◆ Recorded data ◆
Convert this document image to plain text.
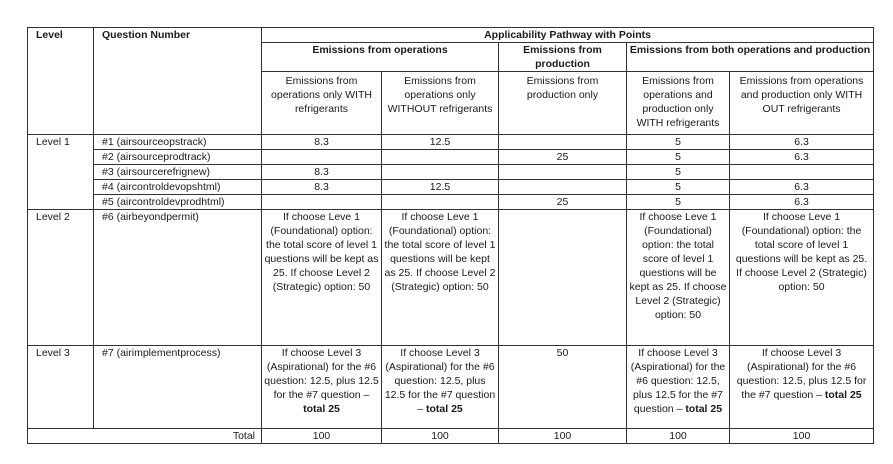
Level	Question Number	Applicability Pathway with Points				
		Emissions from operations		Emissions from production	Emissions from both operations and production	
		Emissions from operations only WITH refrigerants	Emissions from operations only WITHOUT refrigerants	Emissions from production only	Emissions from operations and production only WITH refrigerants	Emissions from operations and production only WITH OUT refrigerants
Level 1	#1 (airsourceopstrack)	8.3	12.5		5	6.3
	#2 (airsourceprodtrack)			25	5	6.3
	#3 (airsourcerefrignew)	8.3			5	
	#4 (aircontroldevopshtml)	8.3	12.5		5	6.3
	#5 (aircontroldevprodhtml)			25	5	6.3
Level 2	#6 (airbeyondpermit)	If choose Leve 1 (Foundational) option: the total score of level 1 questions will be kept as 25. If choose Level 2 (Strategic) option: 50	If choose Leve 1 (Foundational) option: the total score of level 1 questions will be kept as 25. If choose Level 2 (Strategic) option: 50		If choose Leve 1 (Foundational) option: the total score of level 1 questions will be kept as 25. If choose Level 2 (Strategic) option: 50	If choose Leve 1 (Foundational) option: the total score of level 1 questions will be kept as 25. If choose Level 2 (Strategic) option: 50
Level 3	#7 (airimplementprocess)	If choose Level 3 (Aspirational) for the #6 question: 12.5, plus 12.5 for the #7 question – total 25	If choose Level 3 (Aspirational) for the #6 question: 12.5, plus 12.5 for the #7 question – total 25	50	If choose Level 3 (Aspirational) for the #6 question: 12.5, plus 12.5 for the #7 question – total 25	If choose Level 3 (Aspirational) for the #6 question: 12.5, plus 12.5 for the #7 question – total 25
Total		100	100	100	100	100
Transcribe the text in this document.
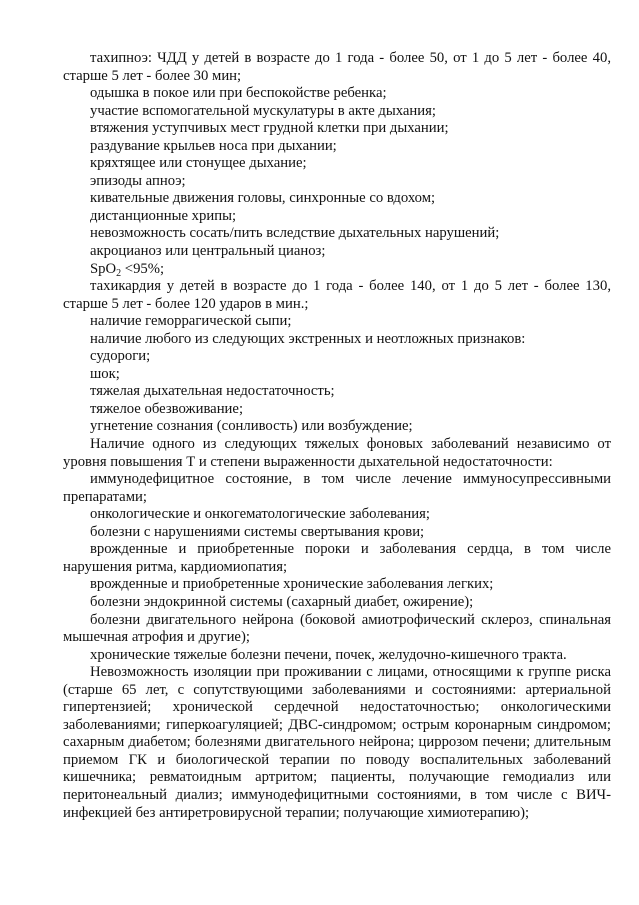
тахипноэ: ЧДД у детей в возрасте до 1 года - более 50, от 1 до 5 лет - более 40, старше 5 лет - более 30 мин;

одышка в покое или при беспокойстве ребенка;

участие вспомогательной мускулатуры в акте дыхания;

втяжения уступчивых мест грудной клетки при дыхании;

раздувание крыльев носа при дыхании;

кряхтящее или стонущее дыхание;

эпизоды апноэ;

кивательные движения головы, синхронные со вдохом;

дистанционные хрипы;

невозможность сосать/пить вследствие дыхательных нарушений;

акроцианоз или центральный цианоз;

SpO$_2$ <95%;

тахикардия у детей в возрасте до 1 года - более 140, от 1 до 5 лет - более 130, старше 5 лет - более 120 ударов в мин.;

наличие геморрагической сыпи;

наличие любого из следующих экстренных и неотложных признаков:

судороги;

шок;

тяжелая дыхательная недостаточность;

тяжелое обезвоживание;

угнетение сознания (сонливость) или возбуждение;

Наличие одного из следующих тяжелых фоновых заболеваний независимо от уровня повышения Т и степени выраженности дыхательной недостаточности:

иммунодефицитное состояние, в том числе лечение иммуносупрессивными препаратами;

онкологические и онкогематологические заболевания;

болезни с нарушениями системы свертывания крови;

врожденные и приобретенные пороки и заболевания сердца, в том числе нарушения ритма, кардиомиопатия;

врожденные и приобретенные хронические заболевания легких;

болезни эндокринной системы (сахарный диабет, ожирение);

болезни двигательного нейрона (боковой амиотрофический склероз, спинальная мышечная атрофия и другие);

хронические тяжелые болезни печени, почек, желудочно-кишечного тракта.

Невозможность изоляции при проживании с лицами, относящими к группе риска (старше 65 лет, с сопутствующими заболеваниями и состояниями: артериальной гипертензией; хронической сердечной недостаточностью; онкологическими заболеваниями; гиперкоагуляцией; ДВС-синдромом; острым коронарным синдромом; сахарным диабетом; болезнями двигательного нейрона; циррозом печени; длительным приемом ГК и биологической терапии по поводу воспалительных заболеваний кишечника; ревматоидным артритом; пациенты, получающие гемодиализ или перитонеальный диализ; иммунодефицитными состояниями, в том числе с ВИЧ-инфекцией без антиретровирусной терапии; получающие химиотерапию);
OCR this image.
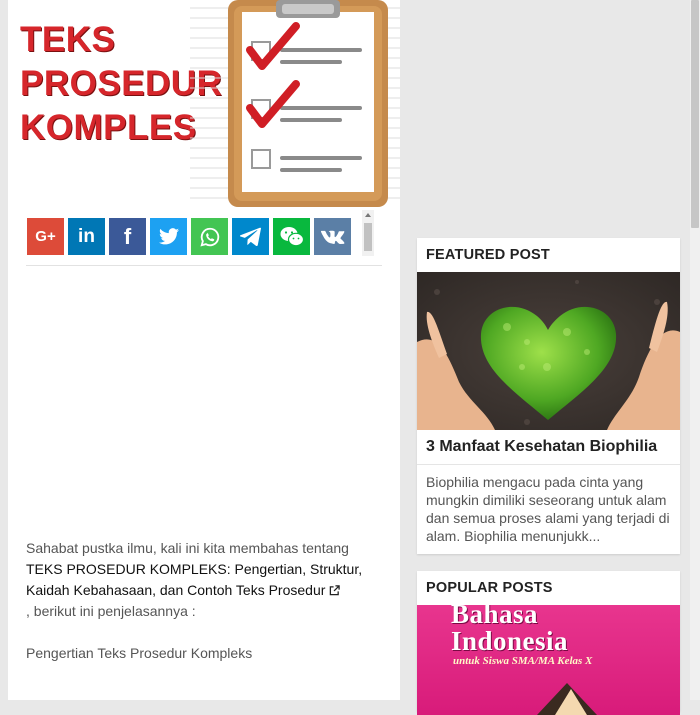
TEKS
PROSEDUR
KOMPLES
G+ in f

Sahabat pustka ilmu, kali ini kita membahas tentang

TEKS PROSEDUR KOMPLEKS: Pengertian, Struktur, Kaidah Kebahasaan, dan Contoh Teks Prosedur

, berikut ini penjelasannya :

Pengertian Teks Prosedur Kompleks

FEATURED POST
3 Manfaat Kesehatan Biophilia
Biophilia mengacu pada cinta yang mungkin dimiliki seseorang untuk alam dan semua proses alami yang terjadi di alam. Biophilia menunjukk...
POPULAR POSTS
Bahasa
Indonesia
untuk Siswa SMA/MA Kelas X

◆ Aim ◆
Quote every entry exactly, with the pictures omitted.

◆ Output ◆
Convert this document image to plain text.
Level	Question Number	Applicability Pathway with Points				
		Emissions from operations		Emissions from production	Emissions from both operations and production	
		Emissions from operations only WITH refrigerants	Emissions from operations only WITHOUT refrigerants	Emissions from production only	Emissions from operations and production only WITH refrigerants	Emissions from operations and production only WITH OUT refrigerants
Level 1	#1 (airsourceopstrack)	8.3	12.5		5	6.3
	#2 (airsourceprodtrack)			25	5	6.3
	#3 (airsourcerefrignew)	8.3			5	
	#4 (aircontroldevopshtml)	8.3	12.5		5	6.3
	#5 (aircontroldevprodhtml)			25	5	6.3
Level 2	#6 (airbeyondpermit)	If choose Leve 1 (Foundational) option: the total score of level 1 questions will be kept as 25. If choose Level 2 (Strategic) option: 50	If choose Leve 1 (Foundational) option: the total score of level 1 questions will be kept as 25. If choose Level 2 (Strategic) option: 50		If choose Leve 1 (Foundational) option: the total score of level 1 questions will be kept as 25. If choose Level 2 (Strategic) option: 50	If choose Leve 1 (Foundational) option: the total score of level 1 questions will be kept as 25. If choose Level 2 (Strategic) option: 50
Level 3	#7 (airimplementprocess)	If choose Level 3 (Aspirational) for the #6 question: 12.5, plus 12.5 for the #7 question – total 25	If choose Level 3 (Aspirational) for the #6 question: 12.5, plus 12.5 for the #7 question – total 25	50	If choose Level 3 (Aspirational) for the #6 question: 12.5, plus 12.5 for the #7 question – total 25	If choose Level 3 (Aspirational) for the #6 question: 12.5, plus 12.5 for the #7 question – total 25
Total		100	100	100	100	100
Transcribe the text in this document.
тахипноэ: ЧДД у детей в возрасте до 1 года - более 50, от 1 до 5 лет - более 40, старше 5 лет - более 30 мин;

одышка в покое или при беспокойстве ребенка;

участие вспомогательной мускулатуры в акте дыхания;

втяжения уступчивых мест грудной клетки при дыхании;

раздувание крыльев носа при дыхании;

кряхтящее или стонущее дыхание;

эпизоды апноэ;

кивательные движения головы, синхронные со вдохом;

дистанционные хрипы;

невозможность сосать/пить вследствие дыхательных нарушений;

акроцианоз или центральный цианоз;

SpO$_2$ <95%;

тахикардия у детей в возрасте до 1 года - более 140, от 1 до 5 лет - более 130, старше 5 лет - более 120 ударов в мин.;

наличие геморрагической сыпи;

наличие любого из следующих экстренных и неотложных признаков:

судороги;

шок;

тяжелая дыхательная недостаточность;

тяжелое обезвоживание;

угнетение сознания (сонливость) или возбуждение;

Наличие одного из следующих тяжелых фоновых заболеваний независимо от уровня повышения Т и степени выраженности дыхательной недостаточности:

иммунодефицитное состояние, в том числе лечение иммуносупрессивными препаратами;

онкологические и онкогематологические заболевания;

болезни с нарушениями системы свертывания крови;

врожденные и приобретенные пороки и заболевания сердца, в том числе нарушения ритма, кардиомиопатия;

врожденные и приобретенные хронические заболевания легких;

болезни эндокринной системы (сахарный диабет, ожирение);

болезни двигательного нейрона (боковой амиотрофический склероз, спинальная мышечная атрофия и другие);

хронические тяжелые болезни печени, почек, желудочно-кишечного тракта.

Невозможность изоляции при проживании с лицами, относящими к группе риска (старше 65 лет, с сопутствующими заболеваниями и состояниями: артериальной гипертензией; хронической сердечной недостаточностью; онкологическими заболеваниями; гиперкоагуляцией; ДВС-синдромом; острым коронарным синдромом; сахарным диабетом; болезнями двигательного нейрона; циррозом печени; длительным приемом ГК и биологической терапии по поводу воспалительных заболеваний кишечника; ревматоидным артритом; пациенты, получающие гемодиализ или перитонеальный диализ; иммунодефицитными состояниями, в том числе с ВИЧ-инфекцией без антиретровирусной терапии; получающие химиотерапию);
OCR this image.
TEKS
PROSEDUR
KOMPLES
G+ in f

Sahabat pustka ilmu, kali ini kita membahas tentang

TEKS PROSEDUR KOMPLEKS: Pengertian, Struktur, Kaidah Kebahasaan, dan Contoh Teks Prosedur

, berikut ini penjelasannya :

Pengertian Teks Prosedur Kompleks

FEATURED POST
3 Manfaat Kesehatan Biophilia
Biophilia mengacu pada cinta yang mungkin dimiliki seseorang untuk alam dan semua proses alami yang terjadi di alam. Biophilia menunjukk...
POPULAR POSTS
Bahasa
Indonesia
untuk Siswa SMA/MA Kelas X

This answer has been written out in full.